→ **EXERCISE INSTRUCTIONS**:
Without the images, write out the whole listing exactly.

# start of MATERIAL FOR THIS EXERCISE

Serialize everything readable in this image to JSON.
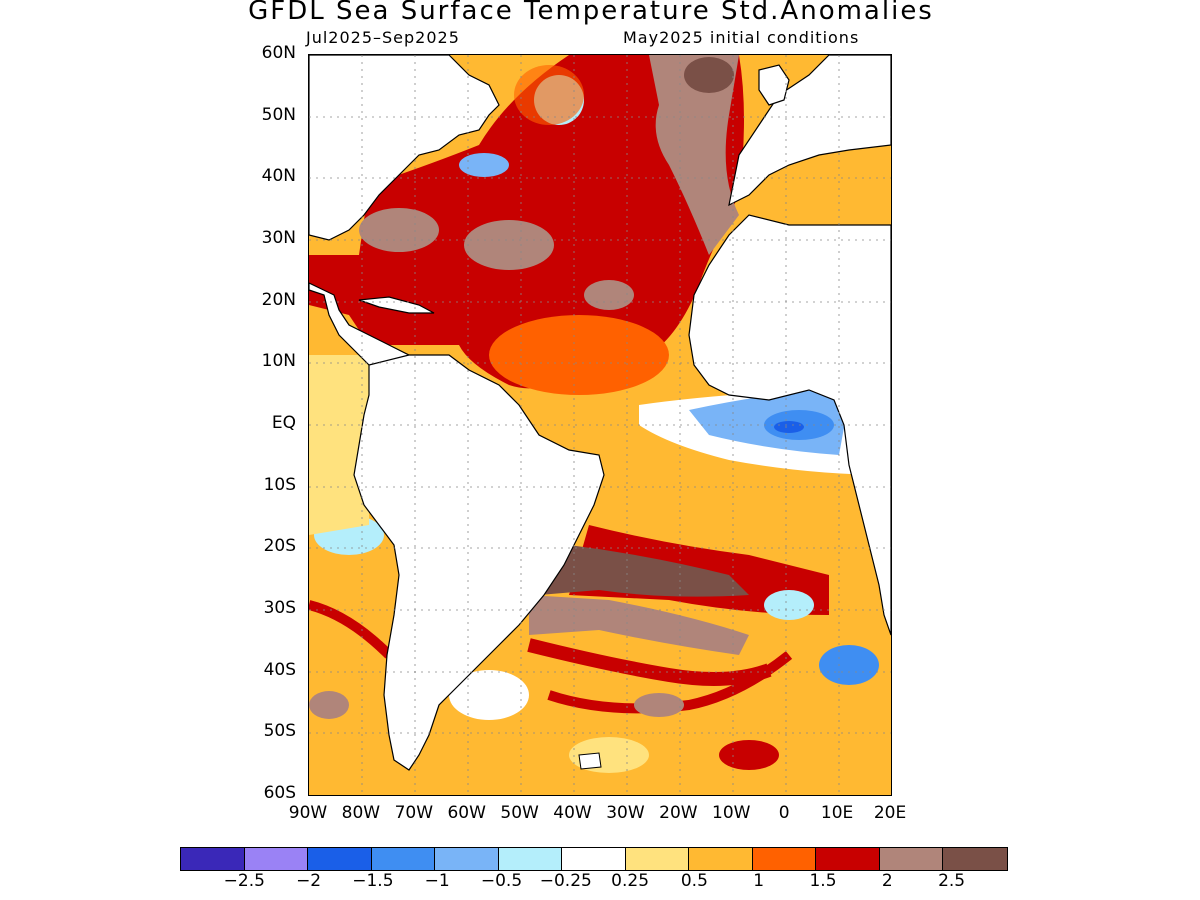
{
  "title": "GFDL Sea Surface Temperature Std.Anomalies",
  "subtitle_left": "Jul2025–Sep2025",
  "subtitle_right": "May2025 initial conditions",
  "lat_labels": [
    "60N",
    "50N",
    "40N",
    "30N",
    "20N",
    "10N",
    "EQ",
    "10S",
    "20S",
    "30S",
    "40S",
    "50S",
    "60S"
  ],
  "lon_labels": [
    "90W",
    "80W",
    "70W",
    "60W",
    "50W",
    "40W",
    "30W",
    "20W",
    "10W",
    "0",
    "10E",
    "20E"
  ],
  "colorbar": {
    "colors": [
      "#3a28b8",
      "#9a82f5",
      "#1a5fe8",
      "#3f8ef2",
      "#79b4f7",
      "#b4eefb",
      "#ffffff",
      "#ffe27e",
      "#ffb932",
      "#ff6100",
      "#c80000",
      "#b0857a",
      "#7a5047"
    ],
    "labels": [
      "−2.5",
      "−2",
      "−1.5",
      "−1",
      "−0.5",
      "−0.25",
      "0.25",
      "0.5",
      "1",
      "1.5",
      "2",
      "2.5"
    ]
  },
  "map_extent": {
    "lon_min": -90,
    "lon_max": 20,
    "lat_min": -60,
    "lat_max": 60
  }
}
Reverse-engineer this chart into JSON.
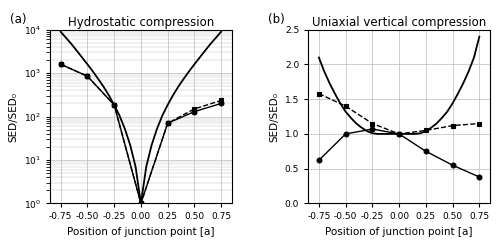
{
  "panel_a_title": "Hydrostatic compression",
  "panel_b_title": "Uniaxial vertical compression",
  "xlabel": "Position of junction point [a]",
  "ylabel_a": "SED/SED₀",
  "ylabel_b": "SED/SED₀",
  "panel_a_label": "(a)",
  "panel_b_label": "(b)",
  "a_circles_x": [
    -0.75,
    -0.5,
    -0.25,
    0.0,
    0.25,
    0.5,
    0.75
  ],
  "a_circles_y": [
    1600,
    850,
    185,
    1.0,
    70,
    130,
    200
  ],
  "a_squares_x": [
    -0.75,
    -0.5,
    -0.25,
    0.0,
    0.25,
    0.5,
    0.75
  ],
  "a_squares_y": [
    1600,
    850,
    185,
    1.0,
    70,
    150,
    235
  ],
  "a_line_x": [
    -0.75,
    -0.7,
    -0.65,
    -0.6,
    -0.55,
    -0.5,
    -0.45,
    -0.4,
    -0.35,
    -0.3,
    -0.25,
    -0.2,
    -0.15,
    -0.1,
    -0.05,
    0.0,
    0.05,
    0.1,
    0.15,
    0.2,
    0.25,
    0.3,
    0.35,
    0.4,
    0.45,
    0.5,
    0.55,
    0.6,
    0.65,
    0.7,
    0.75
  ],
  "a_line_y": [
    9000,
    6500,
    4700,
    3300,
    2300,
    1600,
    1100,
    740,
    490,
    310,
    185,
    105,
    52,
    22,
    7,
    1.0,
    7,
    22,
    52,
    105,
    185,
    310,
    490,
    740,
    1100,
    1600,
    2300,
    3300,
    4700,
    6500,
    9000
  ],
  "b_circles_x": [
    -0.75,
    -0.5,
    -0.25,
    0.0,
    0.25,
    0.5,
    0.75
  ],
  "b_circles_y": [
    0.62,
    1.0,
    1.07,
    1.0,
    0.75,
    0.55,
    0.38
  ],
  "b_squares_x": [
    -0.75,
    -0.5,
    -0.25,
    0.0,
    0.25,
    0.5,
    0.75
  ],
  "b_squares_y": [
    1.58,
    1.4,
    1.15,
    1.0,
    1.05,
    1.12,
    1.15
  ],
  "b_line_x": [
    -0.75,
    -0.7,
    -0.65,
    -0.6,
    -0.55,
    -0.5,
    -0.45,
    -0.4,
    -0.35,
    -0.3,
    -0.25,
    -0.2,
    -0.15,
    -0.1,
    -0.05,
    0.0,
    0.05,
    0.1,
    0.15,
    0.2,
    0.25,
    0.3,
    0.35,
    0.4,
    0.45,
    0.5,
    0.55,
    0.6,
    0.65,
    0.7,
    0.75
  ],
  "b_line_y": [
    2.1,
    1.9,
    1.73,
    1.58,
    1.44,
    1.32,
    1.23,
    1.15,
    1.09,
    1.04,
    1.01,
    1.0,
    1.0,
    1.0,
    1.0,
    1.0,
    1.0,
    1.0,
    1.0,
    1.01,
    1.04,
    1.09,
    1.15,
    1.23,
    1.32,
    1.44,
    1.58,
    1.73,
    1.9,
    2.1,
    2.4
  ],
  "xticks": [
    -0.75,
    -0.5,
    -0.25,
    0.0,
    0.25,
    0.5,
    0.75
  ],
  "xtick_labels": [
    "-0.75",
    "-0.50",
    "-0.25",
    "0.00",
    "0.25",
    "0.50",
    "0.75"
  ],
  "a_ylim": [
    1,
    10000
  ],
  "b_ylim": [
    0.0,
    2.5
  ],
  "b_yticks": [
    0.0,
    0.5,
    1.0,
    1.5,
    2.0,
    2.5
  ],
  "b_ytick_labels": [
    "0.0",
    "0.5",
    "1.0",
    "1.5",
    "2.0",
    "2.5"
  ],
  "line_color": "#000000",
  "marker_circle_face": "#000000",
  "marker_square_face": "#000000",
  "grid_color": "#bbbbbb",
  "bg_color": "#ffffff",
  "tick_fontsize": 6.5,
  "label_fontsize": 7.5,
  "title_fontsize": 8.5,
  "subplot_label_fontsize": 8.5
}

# end of MATERIAL FOR THIS EXERCISE

→ **THE COMPLETED TASK**:
Serialize everything readable in this image to JSON.
{
  "title": "GFDL Sea Surface Temperature Std.Anomalies",
  "subtitle_left": "Jul2025–Sep2025",
  "subtitle_right": "May2025 initial conditions",
  "lat_labels": [
    "60N",
    "50N",
    "40N",
    "30N",
    "20N",
    "10N",
    "EQ",
    "10S",
    "20S",
    "30S",
    "40S",
    "50S",
    "60S"
  ],
  "lon_labels": [
    "90W",
    "80W",
    "70W",
    "60W",
    "50W",
    "40W",
    "30W",
    "20W",
    "10W",
    "0",
    "10E",
    "20E"
  ],
  "colorbar": {
    "colors": [
      "#3a28b8",
      "#9a82f5",
      "#1a5fe8",
      "#3f8ef2",
      "#79b4f7",
      "#b4eefb",
      "#ffffff",
      "#ffe27e",
      "#ffb932",
      "#ff6100",
      "#c80000",
      "#b0857a",
      "#7a5047"
    ],
    "labels": [
      "−2.5",
      "−2",
      "−1.5",
      "−1",
      "−0.5",
      "−0.25",
      "0.25",
      "0.5",
      "1",
      "1.5",
      "2",
      "2.5"
    ]
  },
  "map_extent": {
    "lon_min": -90,
    "lon_max": 20,
    "lat_min": -60,
    "lat_max": 60
  }
}
Reverse-engineer this chart into JSON.
{
  "panel_a_title": "Hydrostatic compression",
  "panel_b_title": "Uniaxial vertical compression",
  "xlabel": "Position of junction point [a]",
  "ylabel_a": "SED/SED₀",
  "ylabel_b": "SED/SED₀",
  "panel_a_label": "(a)",
  "panel_b_label": "(b)",
  "a_circles_x": [
    -0.75,
    -0.5,
    -0.25,
    0.0,
    0.25,
    0.5,
    0.75
  ],
  "a_circles_y": [
    1600,
    850,
    185,
    1.0,
    70,
    130,
    200
  ],
  "a_squares_x": [
    -0.75,
    -0.5,
    -0.25,
    0.0,
    0.25,
    0.5,
    0.75
  ],
  "a_squares_y": [
    1600,
    850,
    185,
    1.0,
    70,
    150,
    235
  ],
  "a_line_x": [
    -0.75,
    -0.7,
    -0.65,
    -0.6,
    -0.55,
    -0.5,
    -0.45,
    -0.4,
    -0.35,
    -0.3,
    -0.25,
    -0.2,
    -0.15,
    -0.1,
    -0.05,
    0.0,
    0.05,
    0.1,
    0.15,
    0.2,
    0.25,
    0.3,
    0.35,
    0.4,
    0.45,
    0.5,
    0.55,
    0.6,
    0.65,
    0.7,
    0.75
  ],
  "a_line_y": [
    9000,
    6500,
    4700,
    3300,
    2300,
    1600,
    1100,
    740,
    490,
    310,
    185,
    105,
    52,
    22,
    7,
    1.0,
    7,
    22,
    52,
    105,
    185,
    310,
    490,
    740,
    1100,
    1600,
    2300,
    3300,
    4700,
    6500,
    9000
  ],
  "b_circles_x": [
    -0.75,
    -0.5,
    -0.25,
    0.0,
    0.25,
    0.5,
    0.75
  ],
  "b_circles_y": [
    0.62,
    1.0,
    1.07,
    1.0,
    0.75,
    0.55,
    0.38
  ],
  "b_squares_x": [
    -0.75,
    -0.5,
    -0.25,
    0.0,
    0.25,
    0.5,
    0.75
  ],
  "b_squares_y": [
    1.58,
    1.4,
    1.15,
    1.0,
    1.05,
    1.12,
    1.15
  ],
  "b_line_x": [
    -0.75,
    -0.7,
    -0.65,
    -0.6,
    -0.55,
    -0.5,
    -0.45,
    -0.4,
    -0.35,
    -0.3,
    -0.25,
    -0.2,
    -0.15,
    -0.1,
    -0.05,
    0.0,
    0.05,
    0.1,
    0.15,
    0.2,
    0.25,
    0.3,
    0.35,
    0.4,
    0.45,
    0.5,
    0.55,
    0.6,
    0.65,
    0.7,
    0.75
  ],
  "b_line_y": [
    2.1,
    1.9,
    1.73,
    1.58,
    1.44,
    1.32,
    1.23,
    1.15,
    1.09,
    1.04,
    1.01,
    1.0,
    1.0,
    1.0,
    1.0,
    1.0,
    1.0,
    1.0,
    1.0,
    1.01,
    1.04,
    1.09,
    1.15,
    1.23,
    1.32,
    1.44,
    1.58,
    1.73,
    1.9,
    2.1,
    2.4
  ],
  "xticks": [
    -0.75,
    -0.5,
    -0.25,
    0.0,
    0.25,
    0.5,
    0.75
  ],
  "xtick_labels": [
    "-0.75",
    "-0.50",
    "-0.25",
    "0.00",
    "0.25",
    "0.50",
    "0.75"
  ],
  "a_ylim": [
    1,
    10000
  ],
  "b_ylim": [
    0.0,
    2.5
  ],
  "b_yticks": [
    0.0,
    0.5,
    1.0,
    1.5,
    2.0,
    2.5
  ],
  "b_ytick_labels": [
    "0.0",
    "0.5",
    "1.0",
    "1.5",
    "2.0",
    "2.5"
  ],
  "line_color": "#000000",
  "marker_circle_face": "#000000",
  "marker_square_face": "#000000",
  "grid_color": "#bbbbbb",
  "bg_color": "#ffffff",
  "tick_fontsize": 6.5,
  "label_fontsize": 7.5,
  "title_fontsize": 8.5,
  "subplot_label_fontsize": 8.5
}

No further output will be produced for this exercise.